INPUT DATA:

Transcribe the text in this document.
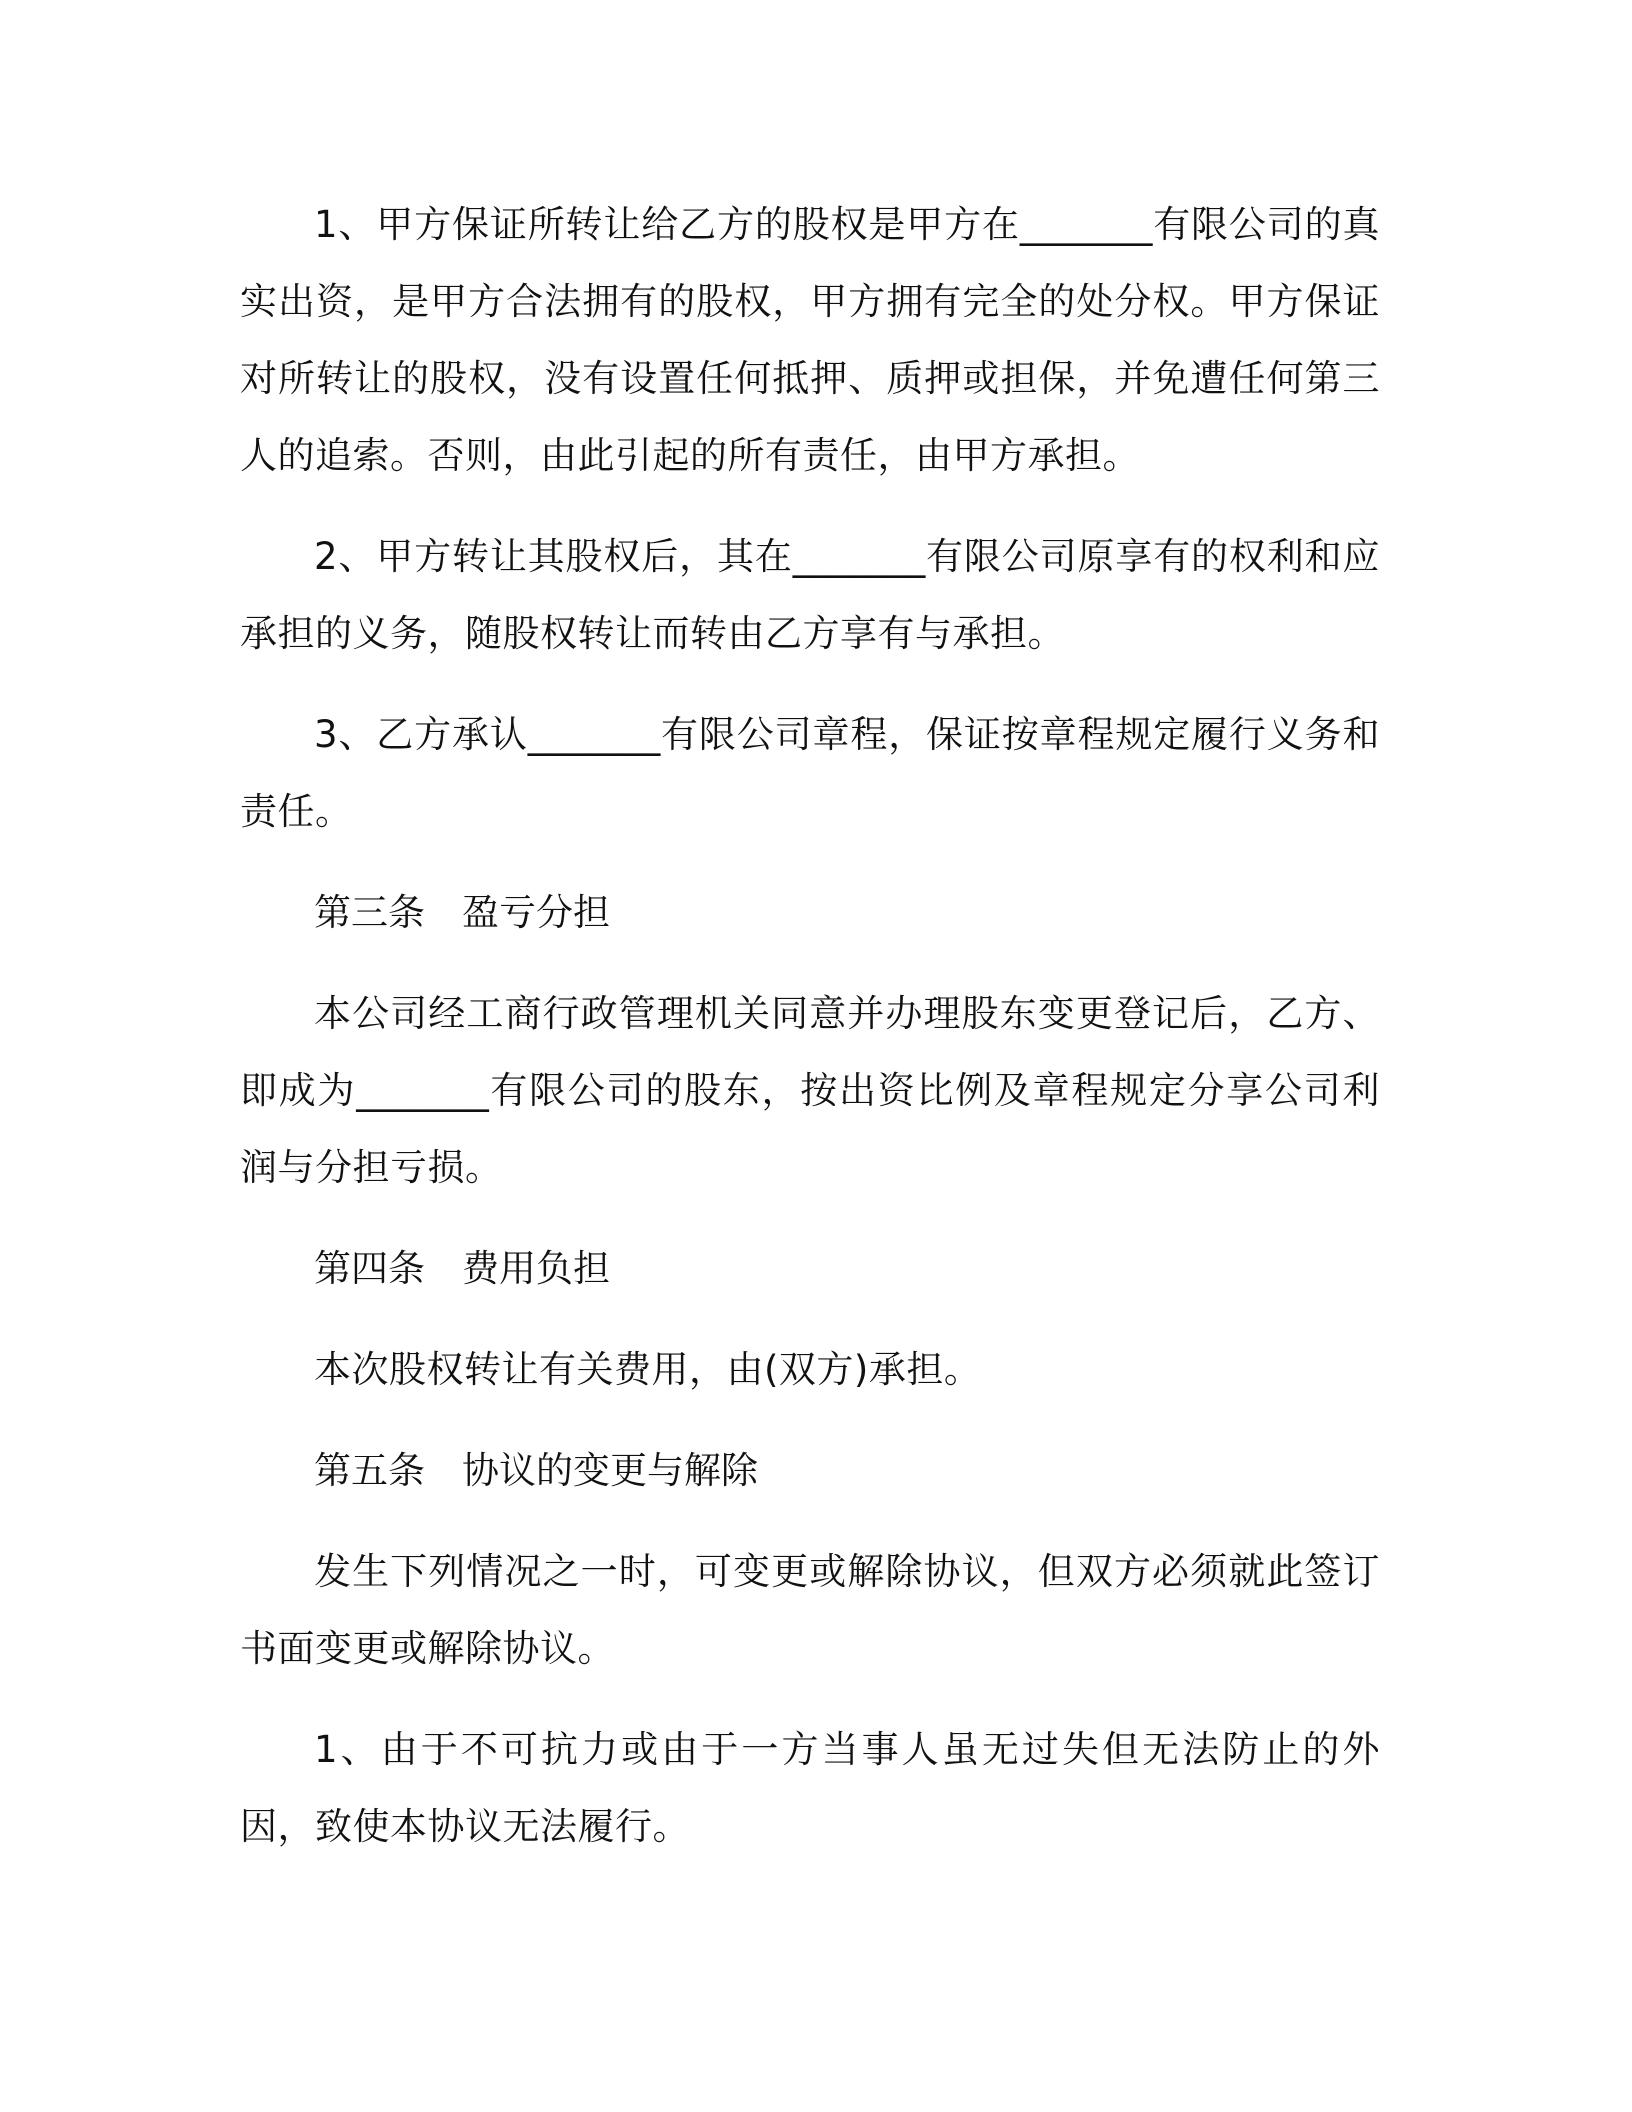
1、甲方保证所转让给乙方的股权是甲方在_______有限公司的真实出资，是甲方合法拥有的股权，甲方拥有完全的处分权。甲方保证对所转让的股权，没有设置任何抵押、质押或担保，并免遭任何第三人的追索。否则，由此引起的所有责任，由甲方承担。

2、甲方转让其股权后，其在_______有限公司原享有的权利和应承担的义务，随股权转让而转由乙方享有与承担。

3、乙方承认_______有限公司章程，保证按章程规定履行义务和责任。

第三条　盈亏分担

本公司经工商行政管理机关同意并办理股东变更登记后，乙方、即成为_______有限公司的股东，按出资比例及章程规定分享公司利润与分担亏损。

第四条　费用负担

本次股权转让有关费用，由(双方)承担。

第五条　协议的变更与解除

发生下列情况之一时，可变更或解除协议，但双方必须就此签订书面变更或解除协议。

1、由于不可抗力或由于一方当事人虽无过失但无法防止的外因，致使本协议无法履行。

DESCRIPTION OF THE TASK:
Output the full set of records above without changing a word, and drop the images.

RESPONSE TO THIS TASK:
Transcribe the text in this document.
1、甲方保证所转让给乙方的股权是甲方在_______有限公司的真实出资，是甲方合法拥有的股权，甲方拥有完全的处分权。甲方保证对所转让的股权，没有设置任何抵押、质押或担保，并免遭任何第三人的追索。否则，由此引起的所有责任，由甲方承担。

2、甲方转让其股权后，其在_______有限公司原享有的权利和应承担的义务，随股权转让而转由乙方享有与承担。

3、乙方承认_______有限公司章程，保证按章程规定履行义务和责任。

第三条　盈亏分担

本公司经工商行政管理机关同意并办理股东变更登记后，乙方、即成为_______有限公司的股东，按出资比例及章程规定分享公司利润与分担亏损。

第四条　费用负担

本次股权转让有关费用，由(双方)承担。

第五条　协议的变更与解除

发生下列情况之一时，可变更或解除协议，但双方必须就此签订书面变更或解除协议。

1、由于不可抗力或由于一方当事人虽无过失但无法防止的外因，致使本协议无法履行。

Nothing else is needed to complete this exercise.